── PROVIDED RECORDS ──
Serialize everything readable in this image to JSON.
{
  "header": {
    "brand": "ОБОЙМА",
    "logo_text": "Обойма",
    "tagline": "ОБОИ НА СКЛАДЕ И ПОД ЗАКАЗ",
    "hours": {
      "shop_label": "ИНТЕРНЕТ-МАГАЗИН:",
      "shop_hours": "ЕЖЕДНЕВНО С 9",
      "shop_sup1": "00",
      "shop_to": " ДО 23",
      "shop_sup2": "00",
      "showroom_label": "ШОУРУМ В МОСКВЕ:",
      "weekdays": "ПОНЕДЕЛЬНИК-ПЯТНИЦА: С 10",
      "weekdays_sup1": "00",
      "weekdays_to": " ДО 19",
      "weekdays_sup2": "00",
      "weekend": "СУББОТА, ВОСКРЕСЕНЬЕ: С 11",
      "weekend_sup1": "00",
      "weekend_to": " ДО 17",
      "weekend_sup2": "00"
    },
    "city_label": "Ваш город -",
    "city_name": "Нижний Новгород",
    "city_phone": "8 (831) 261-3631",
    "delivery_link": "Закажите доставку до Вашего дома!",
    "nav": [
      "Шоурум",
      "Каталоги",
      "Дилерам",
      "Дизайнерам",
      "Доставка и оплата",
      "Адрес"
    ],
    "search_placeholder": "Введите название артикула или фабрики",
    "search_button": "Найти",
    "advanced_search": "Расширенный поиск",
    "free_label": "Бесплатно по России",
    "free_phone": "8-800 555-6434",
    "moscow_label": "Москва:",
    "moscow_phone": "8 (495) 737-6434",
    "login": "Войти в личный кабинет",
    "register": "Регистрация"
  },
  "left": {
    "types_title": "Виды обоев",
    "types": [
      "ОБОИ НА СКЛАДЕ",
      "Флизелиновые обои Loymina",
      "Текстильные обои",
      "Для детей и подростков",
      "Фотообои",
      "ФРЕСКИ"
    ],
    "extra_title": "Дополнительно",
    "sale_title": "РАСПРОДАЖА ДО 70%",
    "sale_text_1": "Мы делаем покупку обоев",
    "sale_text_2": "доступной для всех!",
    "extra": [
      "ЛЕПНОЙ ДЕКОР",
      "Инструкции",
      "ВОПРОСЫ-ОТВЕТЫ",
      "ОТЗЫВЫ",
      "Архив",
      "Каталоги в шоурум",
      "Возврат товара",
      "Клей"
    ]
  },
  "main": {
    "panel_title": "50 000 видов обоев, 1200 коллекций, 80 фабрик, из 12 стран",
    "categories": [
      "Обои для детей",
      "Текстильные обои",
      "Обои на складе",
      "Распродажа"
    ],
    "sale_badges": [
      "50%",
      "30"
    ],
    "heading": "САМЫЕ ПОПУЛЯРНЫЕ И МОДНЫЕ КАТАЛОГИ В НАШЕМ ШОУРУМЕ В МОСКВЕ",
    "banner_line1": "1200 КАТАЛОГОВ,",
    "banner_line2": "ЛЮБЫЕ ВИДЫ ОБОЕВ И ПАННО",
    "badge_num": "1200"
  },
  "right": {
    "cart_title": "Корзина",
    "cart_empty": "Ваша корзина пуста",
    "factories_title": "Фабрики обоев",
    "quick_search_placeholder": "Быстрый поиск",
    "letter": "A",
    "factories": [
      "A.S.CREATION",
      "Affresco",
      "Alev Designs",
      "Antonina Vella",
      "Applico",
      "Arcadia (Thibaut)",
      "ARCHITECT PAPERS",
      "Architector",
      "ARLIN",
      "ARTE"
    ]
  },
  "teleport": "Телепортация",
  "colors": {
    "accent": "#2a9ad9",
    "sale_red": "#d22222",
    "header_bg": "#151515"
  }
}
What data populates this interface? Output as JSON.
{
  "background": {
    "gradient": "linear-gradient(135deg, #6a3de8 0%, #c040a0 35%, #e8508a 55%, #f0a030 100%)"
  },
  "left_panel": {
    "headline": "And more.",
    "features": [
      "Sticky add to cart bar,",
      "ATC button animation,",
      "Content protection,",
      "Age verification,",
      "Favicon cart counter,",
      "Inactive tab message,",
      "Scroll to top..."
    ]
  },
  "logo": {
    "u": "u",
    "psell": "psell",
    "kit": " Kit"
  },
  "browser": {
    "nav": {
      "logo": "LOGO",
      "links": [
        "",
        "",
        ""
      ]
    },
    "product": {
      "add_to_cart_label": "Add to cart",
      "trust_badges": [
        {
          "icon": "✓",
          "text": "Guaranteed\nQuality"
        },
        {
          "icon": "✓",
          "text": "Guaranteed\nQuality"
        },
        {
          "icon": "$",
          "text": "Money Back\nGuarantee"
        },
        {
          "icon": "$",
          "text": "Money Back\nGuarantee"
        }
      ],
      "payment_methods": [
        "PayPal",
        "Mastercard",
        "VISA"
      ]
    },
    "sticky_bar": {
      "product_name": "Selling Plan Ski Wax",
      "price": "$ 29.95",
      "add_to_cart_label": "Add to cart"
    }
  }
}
───
── PROVIDED RECORDS ──
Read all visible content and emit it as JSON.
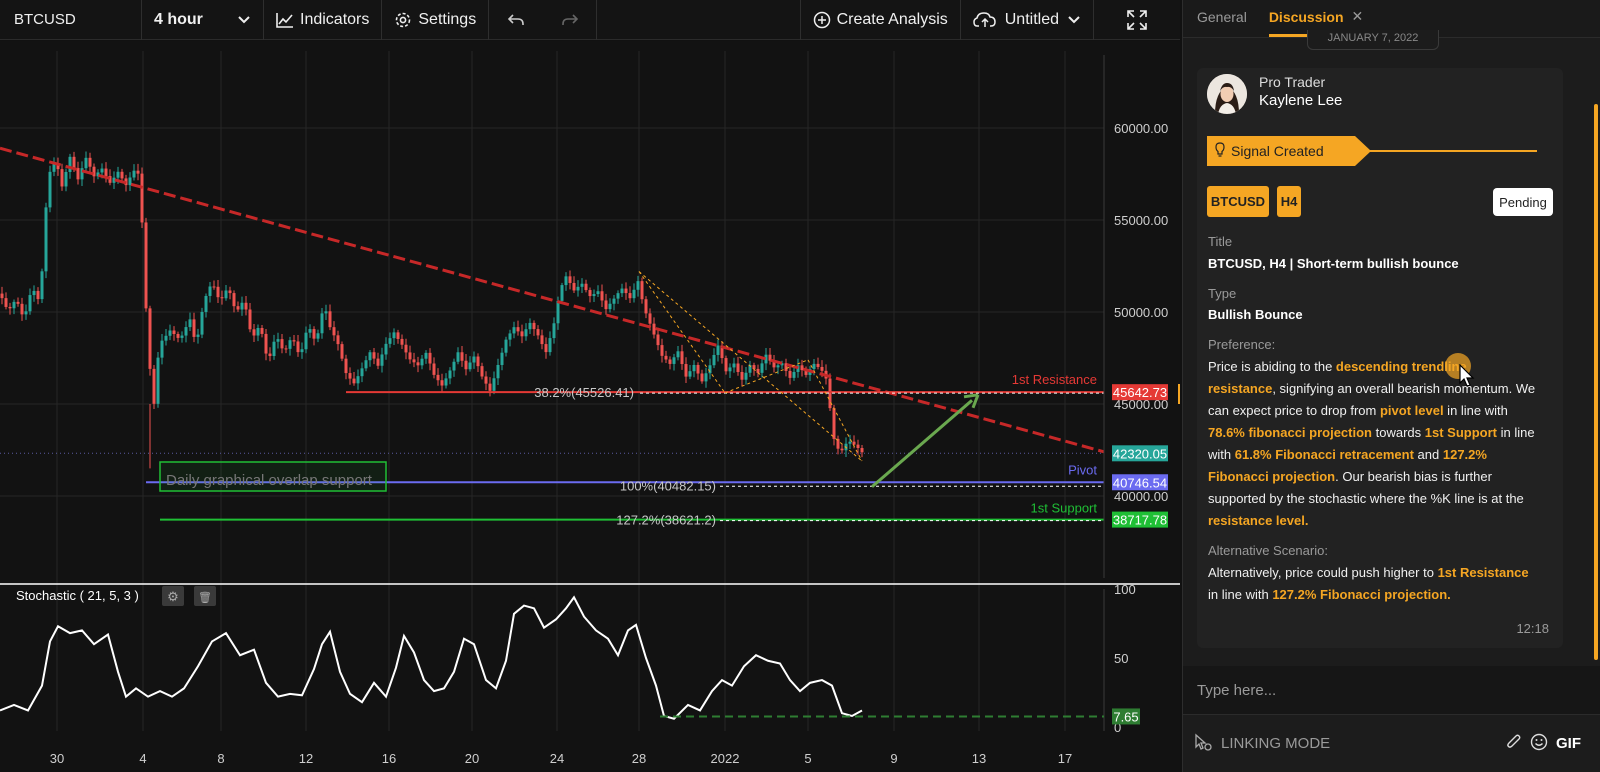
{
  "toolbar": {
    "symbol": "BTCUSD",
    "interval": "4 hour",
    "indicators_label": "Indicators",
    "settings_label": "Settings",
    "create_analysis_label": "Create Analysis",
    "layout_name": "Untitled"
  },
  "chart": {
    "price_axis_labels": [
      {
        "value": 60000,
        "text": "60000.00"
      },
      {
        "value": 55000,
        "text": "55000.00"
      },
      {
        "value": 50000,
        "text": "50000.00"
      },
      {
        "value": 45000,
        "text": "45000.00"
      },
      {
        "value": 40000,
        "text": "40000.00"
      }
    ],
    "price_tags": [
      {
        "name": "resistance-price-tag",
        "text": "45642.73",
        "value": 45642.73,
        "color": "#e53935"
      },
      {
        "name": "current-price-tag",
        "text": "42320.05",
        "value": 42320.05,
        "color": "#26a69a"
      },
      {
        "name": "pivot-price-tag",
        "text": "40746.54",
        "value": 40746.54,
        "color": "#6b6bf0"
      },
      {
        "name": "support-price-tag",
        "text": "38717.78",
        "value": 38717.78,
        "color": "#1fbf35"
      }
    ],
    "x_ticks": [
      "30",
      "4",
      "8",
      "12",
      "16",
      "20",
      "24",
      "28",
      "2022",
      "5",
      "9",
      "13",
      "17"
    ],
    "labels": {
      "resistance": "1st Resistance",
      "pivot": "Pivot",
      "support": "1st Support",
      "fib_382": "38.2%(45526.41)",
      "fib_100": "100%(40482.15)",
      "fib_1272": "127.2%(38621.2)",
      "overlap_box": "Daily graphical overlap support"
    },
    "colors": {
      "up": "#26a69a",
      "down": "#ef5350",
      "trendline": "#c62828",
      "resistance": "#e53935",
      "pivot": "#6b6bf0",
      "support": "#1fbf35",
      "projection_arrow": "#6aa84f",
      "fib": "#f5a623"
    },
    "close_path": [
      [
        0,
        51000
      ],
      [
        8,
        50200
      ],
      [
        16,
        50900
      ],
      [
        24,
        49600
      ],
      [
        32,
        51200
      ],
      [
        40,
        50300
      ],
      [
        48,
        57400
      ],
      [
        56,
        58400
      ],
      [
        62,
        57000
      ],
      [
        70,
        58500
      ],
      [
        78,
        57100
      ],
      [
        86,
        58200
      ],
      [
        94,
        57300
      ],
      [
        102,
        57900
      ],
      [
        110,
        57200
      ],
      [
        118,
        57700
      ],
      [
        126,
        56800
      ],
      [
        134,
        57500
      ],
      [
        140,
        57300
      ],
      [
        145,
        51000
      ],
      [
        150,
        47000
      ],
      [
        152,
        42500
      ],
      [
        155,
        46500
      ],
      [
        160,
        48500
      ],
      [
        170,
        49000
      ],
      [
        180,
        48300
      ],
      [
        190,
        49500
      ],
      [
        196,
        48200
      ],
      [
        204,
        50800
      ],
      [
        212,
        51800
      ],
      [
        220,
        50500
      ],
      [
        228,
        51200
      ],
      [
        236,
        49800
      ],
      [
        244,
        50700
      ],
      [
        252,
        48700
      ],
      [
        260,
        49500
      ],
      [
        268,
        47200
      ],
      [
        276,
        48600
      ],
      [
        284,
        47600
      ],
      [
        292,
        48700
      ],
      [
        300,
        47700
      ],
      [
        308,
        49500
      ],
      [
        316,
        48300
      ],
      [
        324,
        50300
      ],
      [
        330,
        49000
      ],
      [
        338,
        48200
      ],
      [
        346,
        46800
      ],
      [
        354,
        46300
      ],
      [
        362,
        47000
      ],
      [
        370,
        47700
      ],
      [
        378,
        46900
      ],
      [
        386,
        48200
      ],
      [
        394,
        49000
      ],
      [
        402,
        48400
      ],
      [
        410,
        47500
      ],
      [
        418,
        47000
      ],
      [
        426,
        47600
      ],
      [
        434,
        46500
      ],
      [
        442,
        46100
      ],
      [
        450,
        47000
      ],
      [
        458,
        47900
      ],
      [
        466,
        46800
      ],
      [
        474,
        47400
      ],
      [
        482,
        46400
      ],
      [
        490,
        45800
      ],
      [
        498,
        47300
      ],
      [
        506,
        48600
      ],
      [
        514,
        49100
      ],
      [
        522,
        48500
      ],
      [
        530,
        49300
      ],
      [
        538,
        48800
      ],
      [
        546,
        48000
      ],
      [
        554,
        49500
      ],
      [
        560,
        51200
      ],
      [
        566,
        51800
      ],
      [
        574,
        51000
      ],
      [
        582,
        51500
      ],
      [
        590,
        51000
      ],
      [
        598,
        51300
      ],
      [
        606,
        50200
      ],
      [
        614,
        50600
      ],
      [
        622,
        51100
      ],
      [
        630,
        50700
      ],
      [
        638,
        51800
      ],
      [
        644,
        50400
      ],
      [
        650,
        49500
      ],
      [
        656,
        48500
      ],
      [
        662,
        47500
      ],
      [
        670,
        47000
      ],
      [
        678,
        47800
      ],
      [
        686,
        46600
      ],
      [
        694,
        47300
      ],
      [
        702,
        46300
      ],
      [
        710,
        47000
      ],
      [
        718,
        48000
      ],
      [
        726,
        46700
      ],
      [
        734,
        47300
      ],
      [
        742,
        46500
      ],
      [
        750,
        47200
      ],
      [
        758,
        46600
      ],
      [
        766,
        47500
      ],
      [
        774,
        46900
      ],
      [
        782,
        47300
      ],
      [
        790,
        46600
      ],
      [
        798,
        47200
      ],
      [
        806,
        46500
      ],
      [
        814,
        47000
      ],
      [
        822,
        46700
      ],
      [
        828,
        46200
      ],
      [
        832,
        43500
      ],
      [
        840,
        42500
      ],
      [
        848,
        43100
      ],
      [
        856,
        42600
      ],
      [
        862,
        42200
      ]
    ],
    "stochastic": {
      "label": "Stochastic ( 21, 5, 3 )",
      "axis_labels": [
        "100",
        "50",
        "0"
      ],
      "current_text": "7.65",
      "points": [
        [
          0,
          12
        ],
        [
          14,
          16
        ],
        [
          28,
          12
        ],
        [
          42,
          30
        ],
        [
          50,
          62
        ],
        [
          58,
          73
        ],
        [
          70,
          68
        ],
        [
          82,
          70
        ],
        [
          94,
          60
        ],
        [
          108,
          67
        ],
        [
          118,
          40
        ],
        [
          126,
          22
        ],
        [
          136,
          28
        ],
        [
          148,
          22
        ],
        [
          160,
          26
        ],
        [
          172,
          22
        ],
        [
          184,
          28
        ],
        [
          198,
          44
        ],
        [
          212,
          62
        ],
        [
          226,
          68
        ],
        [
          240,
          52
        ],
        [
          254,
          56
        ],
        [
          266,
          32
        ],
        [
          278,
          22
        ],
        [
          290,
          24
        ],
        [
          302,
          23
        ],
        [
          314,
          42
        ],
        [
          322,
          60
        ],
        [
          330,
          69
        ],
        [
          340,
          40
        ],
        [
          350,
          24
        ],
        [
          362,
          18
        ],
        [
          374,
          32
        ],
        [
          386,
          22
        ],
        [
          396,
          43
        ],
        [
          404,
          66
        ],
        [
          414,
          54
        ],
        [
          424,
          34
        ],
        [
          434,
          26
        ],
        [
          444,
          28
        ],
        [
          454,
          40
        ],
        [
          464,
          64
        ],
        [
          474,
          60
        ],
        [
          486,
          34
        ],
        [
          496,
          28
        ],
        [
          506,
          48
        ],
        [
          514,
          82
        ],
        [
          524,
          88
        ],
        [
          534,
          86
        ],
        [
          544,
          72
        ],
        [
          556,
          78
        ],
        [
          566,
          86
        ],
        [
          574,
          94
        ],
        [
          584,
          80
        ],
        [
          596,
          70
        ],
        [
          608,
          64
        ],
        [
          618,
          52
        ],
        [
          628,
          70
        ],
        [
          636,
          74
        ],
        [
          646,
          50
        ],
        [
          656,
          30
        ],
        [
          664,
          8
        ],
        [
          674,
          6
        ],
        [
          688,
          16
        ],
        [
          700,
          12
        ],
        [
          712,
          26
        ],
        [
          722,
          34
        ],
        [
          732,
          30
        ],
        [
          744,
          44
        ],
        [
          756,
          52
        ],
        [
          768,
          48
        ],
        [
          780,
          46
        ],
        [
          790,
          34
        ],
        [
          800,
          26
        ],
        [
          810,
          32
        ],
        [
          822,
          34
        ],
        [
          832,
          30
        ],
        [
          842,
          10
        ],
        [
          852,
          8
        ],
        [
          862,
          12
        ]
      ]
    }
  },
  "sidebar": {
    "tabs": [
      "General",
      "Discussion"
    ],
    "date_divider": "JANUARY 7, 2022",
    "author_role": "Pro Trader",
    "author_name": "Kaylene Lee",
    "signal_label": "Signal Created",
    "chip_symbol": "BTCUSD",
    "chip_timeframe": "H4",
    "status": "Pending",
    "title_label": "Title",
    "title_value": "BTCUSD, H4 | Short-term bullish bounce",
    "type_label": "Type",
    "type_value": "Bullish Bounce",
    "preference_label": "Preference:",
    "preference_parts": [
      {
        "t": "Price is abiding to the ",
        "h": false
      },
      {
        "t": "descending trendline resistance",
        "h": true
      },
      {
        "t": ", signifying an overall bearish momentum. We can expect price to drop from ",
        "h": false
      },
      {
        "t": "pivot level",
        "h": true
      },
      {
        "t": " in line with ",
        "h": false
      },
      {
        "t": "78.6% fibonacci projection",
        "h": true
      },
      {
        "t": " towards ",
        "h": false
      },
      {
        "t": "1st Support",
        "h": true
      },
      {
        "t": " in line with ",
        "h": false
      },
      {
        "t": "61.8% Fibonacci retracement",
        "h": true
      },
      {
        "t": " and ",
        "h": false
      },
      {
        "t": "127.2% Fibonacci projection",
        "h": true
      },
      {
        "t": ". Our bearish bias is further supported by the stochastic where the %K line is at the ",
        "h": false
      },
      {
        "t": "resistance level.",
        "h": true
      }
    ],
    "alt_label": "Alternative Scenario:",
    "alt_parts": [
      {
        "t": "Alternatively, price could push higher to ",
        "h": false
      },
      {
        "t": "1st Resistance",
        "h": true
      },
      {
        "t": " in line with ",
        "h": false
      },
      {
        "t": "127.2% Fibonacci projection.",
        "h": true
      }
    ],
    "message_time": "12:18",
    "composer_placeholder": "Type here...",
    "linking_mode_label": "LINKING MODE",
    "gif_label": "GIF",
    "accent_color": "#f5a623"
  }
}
───
> WORK TO COMPLETE:
Of the lines above, how many hold the string "bearish"? Answer with only the number.

> CORRECT ANSWER:
2